What is required =
Write out the entries again exactly as they are given.

Dataset entries =
******

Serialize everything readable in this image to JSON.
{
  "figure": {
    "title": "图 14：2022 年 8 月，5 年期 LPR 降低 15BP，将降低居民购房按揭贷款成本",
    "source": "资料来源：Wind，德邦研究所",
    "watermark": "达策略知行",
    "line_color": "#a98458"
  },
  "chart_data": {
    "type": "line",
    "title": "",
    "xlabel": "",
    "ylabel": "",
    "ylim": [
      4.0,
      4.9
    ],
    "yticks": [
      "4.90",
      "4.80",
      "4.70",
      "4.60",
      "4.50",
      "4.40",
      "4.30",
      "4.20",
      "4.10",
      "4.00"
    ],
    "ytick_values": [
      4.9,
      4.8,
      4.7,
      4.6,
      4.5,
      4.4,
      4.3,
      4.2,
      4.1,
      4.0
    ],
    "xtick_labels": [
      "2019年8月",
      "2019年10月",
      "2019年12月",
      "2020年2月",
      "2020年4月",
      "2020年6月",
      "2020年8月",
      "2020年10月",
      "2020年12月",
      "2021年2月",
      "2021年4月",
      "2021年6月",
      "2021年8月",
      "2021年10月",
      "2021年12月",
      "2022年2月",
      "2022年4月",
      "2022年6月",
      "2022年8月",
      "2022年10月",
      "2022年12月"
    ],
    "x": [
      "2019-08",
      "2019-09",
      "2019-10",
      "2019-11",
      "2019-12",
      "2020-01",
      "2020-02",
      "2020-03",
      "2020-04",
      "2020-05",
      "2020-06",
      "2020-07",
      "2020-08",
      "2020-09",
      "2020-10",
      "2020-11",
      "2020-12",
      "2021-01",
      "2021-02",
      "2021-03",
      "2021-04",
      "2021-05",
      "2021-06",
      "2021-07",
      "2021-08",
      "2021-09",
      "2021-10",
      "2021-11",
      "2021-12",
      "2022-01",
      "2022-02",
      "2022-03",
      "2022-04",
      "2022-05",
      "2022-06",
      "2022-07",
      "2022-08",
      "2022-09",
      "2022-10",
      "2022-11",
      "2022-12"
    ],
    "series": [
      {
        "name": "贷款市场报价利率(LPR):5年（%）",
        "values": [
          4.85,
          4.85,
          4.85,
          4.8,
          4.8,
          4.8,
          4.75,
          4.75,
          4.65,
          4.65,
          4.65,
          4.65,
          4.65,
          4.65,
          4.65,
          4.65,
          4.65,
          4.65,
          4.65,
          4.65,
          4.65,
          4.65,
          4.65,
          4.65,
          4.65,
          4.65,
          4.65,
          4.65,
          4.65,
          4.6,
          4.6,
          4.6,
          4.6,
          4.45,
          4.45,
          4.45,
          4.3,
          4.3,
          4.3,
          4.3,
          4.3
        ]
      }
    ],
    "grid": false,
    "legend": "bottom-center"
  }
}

******

Answer to the problem =
Serialize everything readable in this image to JSON.
{
  "figure": {
    "title": "图 14：2022 年 8 月，5 年期 LPR 降低 15BP，将降低居民购房按揭贷款成本",
    "source": "资料来源：Wind，德邦研究所",
    "watermark": "达策略知行",
    "line_color": "#a98458"
  },
  "chart_data": {
    "type": "line",
    "title": "",
    "xlabel": "",
    "ylabel": "",
    "ylim": [
      4.0,
      4.9
    ],
    "yticks": [
      "4.90",
      "4.80",
      "4.70",
      "4.60",
      "4.50",
      "4.40",
      "4.30",
      "4.20",
      "4.10",
      "4.00"
    ],
    "ytick_values": [
      4.9,
      4.8,
      4.7,
      4.6,
      4.5,
      4.4,
      4.3,
      4.2,
      4.1,
      4.0
    ],
    "xtick_labels": [
      "2019年8月",
      "2019年10月",
      "2019年12月",
      "2020年2月",
      "2020年4月",
      "2020年6月",
      "2020年8月",
      "2020年10月",
      "2020年12月",
      "2021年2月",
      "2021年4月",
      "2021年6月",
      "2021年8月",
      "2021年10月",
      "2021年12月",
      "2022年2月",
      "2022年4月",
      "2022年6月",
      "2022年8月",
      "2022年10月",
      "2022年12月"
    ],
    "x": [
      "2019-08",
      "2019-09",
      "2019-10",
      "2019-11",
      "2019-12",
      "2020-01",
      "2020-02",
      "2020-03",
      "2020-04",
      "2020-05",
      "2020-06",
      "2020-07",
      "2020-08",
      "2020-09",
      "2020-10",
      "2020-11",
      "2020-12",
      "2021-01",
      "2021-02",
      "2021-03",
      "2021-04",
      "2021-05",
      "2021-06",
      "2021-07",
      "2021-08",
      "2021-09",
      "2021-10",
      "2021-11",
      "2021-12",
      "2022-01",
      "2022-02",
      "2022-03",
      "2022-04",
      "2022-05",
      "2022-06",
      "2022-07",
      "2022-08",
      "2022-09",
      "2022-10",
      "2022-11",
      "2022-12"
    ],
    "series": [
      {
        "name": "贷款市场报价利率(LPR):5年（%）",
        "values": [
          4.85,
          4.85,
          4.85,
          4.8,
          4.8,
          4.8,
          4.75,
          4.75,
          4.65,
          4.65,
          4.65,
          4.65,
          4.65,
          4.65,
          4.65,
          4.65,
          4.65,
          4.65,
          4.65,
          4.65,
          4.65,
          4.65,
          4.65,
          4.65,
          4.65,
          4.65,
          4.65,
          4.65,
          4.65,
          4.6,
          4.6,
          4.6,
          4.6,
          4.45,
          4.45,
          4.45,
          4.3,
          4.3,
          4.3,
          4.3,
          4.3
        ]
      }
    ],
    "grid": false,
    "legend": "bottom-center"
  }
}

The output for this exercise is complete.